→ Task details:
Transcribe all records exactly.

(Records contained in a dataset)

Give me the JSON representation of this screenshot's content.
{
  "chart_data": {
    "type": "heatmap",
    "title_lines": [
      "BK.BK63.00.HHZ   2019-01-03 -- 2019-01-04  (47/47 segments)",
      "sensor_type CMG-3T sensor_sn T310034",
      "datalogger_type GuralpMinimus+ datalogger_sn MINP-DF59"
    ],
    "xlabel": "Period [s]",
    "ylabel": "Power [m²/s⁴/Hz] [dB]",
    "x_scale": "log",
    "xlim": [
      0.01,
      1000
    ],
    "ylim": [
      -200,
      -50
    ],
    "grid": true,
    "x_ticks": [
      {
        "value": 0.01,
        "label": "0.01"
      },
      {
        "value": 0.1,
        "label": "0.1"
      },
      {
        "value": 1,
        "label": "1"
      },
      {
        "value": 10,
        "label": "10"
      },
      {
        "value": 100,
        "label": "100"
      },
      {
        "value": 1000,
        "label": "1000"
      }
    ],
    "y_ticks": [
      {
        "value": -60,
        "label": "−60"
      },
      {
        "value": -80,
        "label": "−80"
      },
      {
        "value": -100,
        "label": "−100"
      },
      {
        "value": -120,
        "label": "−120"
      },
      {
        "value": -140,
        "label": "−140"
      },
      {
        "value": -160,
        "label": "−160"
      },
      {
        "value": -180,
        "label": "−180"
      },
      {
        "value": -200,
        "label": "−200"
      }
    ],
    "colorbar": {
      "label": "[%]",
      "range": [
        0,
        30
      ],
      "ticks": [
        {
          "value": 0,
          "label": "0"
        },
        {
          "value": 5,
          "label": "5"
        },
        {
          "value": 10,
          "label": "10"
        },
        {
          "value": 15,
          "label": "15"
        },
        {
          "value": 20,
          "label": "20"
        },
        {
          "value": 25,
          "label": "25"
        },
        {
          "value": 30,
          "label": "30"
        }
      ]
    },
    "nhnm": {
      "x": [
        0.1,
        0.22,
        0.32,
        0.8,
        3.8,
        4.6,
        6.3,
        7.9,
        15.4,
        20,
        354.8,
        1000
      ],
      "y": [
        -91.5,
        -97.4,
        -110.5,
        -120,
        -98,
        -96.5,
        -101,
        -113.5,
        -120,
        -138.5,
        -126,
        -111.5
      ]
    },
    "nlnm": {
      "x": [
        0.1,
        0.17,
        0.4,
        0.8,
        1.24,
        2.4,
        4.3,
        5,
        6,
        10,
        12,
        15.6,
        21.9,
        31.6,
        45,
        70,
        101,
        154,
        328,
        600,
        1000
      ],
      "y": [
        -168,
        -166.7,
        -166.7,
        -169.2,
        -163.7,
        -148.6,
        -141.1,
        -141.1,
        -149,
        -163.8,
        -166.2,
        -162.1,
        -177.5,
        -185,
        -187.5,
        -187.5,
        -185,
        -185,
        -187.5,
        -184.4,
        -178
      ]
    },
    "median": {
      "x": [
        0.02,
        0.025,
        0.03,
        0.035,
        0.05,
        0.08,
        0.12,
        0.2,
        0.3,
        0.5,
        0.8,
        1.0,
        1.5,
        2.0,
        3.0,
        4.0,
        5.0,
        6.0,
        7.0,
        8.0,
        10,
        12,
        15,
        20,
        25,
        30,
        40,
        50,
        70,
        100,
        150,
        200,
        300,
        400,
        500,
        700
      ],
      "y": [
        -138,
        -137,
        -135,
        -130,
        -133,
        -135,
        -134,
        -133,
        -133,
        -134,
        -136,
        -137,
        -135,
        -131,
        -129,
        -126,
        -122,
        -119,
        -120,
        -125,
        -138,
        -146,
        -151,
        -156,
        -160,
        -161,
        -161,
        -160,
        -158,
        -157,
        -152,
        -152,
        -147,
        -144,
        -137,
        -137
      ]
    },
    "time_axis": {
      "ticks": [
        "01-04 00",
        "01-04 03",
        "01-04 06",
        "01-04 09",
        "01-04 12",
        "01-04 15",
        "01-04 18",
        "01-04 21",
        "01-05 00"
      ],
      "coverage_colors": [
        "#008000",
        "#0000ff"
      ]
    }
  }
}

→ Complete output:
Give me the JSON representation of this screenshot's content.
{
  "chart_data": {
    "type": "heatmap",
    "title_lines": [
      "BK.BK63.00.HHZ   2019-01-03 -- 2019-01-04  (47/47 segments)",
      "sensor_type CMG-3T sensor_sn T310034",
      "datalogger_type GuralpMinimus+ datalogger_sn MINP-DF59"
    ],
    "xlabel": "Period [s]",
    "ylabel": "Power [m²/s⁴/Hz] [dB]",
    "x_scale": "log",
    "xlim": [
      0.01,
      1000
    ],
    "ylim": [
      -200,
      -50
    ],
    "grid": true,
    "x_ticks": [
      {
        "value": 0.01,
        "label": "0.01"
      },
      {
        "value": 0.1,
        "label": "0.1"
      },
      {
        "value": 1,
        "label": "1"
      },
      {
        "value": 10,
        "label": "10"
      },
      {
        "value": 100,
        "label": "100"
      },
      {
        "value": 1000,
        "label": "1000"
      }
    ],
    "y_ticks": [
      {
        "value": -60,
        "label": "−60"
      },
      {
        "value": -80,
        "label": "−80"
      },
      {
        "value": -100,
        "label": "−100"
      },
      {
        "value": -120,
        "label": "−120"
      },
      {
        "value": -140,
        "label": "−140"
      },
      {
        "value": -160,
        "label": "−160"
      },
      {
        "value": -180,
        "label": "−180"
      },
      {
        "value": -200,
        "label": "−200"
      }
    ],
    "colorbar": {
      "label": "[%]",
      "range": [
        0,
        30
      ],
      "ticks": [
        {
          "value": 0,
          "label": "0"
        },
        {
          "value": 5,
          "label": "5"
        },
        {
          "value": 10,
          "label": "10"
        },
        {
          "value": 15,
          "label": "15"
        },
        {
          "value": 20,
          "label": "20"
        },
        {
          "value": 25,
          "label": "25"
        },
        {
          "value": 30,
          "label": "30"
        }
      ]
    },
    "nhnm": {
      "x": [
        0.1,
        0.22,
        0.32,
        0.8,
        3.8,
        4.6,
        6.3,
        7.9,
        15.4,
        20,
        354.8,
        1000
      ],
      "y": [
        -91.5,
        -97.4,
        -110.5,
        -120,
        -98,
        -96.5,
        -101,
        -113.5,
        -120,
        -138.5,
        -126,
        -111.5
      ]
    },
    "nlnm": {
      "x": [
        0.1,
        0.17,
        0.4,
        0.8,
        1.24,
        2.4,
        4.3,
        5,
        6,
        10,
        12,
        15.6,
        21.9,
        31.6,
        45,
        70,
        101,
        154,
        328,
        600,
        1000
      ],
      "y": [
        -168,
        -166.7,
        -166.7,
        -169.2,
        -163.7,
        -148.6,
        -141.1,
        -141.1,
        -149,
        -163.8,
        -166.2,
        -162.1,
        -177.5,
        -185,
        -187.5,
        -187.5,
        -185,
        -185,
        -187.5,
        -184.4,
        -178
      ]
    },
    "median": {
      "x": [
        0.02,
        0.025,
        0.03,
        0.035,
        0.05,
        0.08,
        0.12,
        0.2,
        0.3,
        0.5,
        0.8,
        1.0,
        1.5,
        2.0,
        3.0,
        4.0,
        5.0,
        6.0,
        7.0,
        8.0,
        10,
        12,
        15,
        20,
        25,
        30,
        40,
        50,
        70,
        100,
        150,
        200,
        300,
        400,
        500,
        700
      ],
      "y": [
        -138,
        -137,
        -135,
        -130,
        -133,
        -135,
        -134,
        -133,
        -133,
        -134,
        -136,
        -137,
        -135,
        -131,
        -129,
        -126,
        -122,
        -119,
        -120,
        -125,
        -138,
        -146,
        -151,
        -156,
        -160,
        -161,
        -161,
        -160,
        -158,
        -157,
        -152,
        -152,
        -147,
        -144,
        -137,
        -137
      ]
    },
    "time_axis": {
      "ticks": [
        "01-04 00",
        "01-04 03",
        "01-04 06",
        "01-04 09",
        "01-04 12",
        "01-04 15",
        "01-04 18",
        "01-04 21",
        "01-05 00"
      ],
      "coverage_colors": [
        "#008000",
        "#0000ff"
      ]
    }
  }
}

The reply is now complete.